| What the exercise asks |
Using the records below, locate all lines containing "Винительному" and return them.

>> Begin

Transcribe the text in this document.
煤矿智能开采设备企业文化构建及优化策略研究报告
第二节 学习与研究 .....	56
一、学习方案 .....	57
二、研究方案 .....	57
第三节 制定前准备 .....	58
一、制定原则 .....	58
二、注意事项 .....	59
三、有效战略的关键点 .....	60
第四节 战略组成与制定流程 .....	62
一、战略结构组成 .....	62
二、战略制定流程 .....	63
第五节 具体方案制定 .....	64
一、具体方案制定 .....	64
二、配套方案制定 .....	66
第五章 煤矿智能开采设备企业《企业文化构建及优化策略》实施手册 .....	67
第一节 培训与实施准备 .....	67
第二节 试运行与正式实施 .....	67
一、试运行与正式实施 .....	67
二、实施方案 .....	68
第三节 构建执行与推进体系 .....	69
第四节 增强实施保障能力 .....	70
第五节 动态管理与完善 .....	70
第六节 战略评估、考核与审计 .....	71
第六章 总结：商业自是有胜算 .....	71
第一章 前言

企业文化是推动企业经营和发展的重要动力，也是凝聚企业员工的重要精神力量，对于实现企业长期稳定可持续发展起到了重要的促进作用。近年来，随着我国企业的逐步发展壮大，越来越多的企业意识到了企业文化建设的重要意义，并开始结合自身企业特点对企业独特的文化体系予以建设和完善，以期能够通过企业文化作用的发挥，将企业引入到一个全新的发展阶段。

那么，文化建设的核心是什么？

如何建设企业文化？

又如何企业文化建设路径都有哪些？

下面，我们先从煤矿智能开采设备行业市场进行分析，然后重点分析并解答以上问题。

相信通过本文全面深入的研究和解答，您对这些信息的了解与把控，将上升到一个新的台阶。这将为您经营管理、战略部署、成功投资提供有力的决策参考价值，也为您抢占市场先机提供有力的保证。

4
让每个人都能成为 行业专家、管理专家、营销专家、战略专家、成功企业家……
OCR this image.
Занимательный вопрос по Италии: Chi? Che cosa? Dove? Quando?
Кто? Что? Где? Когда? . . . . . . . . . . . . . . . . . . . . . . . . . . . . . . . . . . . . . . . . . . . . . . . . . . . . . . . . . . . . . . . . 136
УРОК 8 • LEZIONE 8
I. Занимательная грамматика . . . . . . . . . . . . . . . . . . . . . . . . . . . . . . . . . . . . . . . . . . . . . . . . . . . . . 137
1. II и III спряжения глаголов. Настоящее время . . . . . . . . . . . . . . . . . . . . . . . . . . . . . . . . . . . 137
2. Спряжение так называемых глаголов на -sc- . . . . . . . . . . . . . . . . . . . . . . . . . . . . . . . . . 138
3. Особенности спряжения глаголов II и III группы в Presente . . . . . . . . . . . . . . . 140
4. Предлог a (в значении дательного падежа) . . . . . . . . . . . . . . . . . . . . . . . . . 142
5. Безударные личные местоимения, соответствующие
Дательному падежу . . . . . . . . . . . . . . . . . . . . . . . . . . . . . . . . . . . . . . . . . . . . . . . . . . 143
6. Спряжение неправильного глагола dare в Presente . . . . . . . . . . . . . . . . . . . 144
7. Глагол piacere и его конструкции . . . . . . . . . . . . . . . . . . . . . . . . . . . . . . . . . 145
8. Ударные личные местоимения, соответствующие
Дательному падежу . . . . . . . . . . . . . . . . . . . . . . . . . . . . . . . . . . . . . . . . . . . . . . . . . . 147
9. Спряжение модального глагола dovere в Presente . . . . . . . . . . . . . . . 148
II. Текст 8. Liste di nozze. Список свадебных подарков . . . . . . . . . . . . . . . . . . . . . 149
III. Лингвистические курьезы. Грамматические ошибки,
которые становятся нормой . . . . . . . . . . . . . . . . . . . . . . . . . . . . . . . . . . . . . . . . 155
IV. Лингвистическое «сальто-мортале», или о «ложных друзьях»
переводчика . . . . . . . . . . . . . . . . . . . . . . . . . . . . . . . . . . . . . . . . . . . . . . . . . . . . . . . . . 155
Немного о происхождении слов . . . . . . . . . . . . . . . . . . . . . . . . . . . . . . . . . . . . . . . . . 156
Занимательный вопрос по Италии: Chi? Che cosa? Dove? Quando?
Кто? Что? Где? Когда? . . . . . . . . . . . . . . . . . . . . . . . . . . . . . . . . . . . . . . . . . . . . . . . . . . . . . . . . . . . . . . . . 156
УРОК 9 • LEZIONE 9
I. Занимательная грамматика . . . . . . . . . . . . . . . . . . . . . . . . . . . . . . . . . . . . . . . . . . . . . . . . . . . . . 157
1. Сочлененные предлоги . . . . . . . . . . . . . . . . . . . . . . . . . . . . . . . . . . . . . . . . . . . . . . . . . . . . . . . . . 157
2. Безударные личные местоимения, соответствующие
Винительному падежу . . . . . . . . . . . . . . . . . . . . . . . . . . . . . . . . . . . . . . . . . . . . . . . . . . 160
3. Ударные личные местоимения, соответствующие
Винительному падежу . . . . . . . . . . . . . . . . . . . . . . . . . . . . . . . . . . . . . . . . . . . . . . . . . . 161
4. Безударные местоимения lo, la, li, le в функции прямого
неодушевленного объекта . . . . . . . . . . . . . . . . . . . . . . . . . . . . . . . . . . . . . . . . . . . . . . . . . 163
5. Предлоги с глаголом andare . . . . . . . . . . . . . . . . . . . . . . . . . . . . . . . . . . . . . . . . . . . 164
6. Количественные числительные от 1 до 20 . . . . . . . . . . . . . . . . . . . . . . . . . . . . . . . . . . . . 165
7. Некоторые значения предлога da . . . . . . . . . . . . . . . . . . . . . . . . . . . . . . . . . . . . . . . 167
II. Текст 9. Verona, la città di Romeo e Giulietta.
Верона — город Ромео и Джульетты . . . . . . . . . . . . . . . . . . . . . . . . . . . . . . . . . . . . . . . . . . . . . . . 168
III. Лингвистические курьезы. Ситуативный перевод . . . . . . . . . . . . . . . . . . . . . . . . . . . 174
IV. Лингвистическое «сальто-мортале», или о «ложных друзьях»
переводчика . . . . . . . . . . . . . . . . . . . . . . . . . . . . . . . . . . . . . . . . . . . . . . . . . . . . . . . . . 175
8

>> End

| Exercise solution |
Винительному падежу . . . . . . . . . . . . . . . . . . . . . . . . . . . . . . . . . . . . . . . . . . . . . . . . . . 160
Винительному падежу . . . . . . . . . . . . . . . . . . . . . . . . . . . . . . . . . . . . . . . . . . . . . . . . . . 161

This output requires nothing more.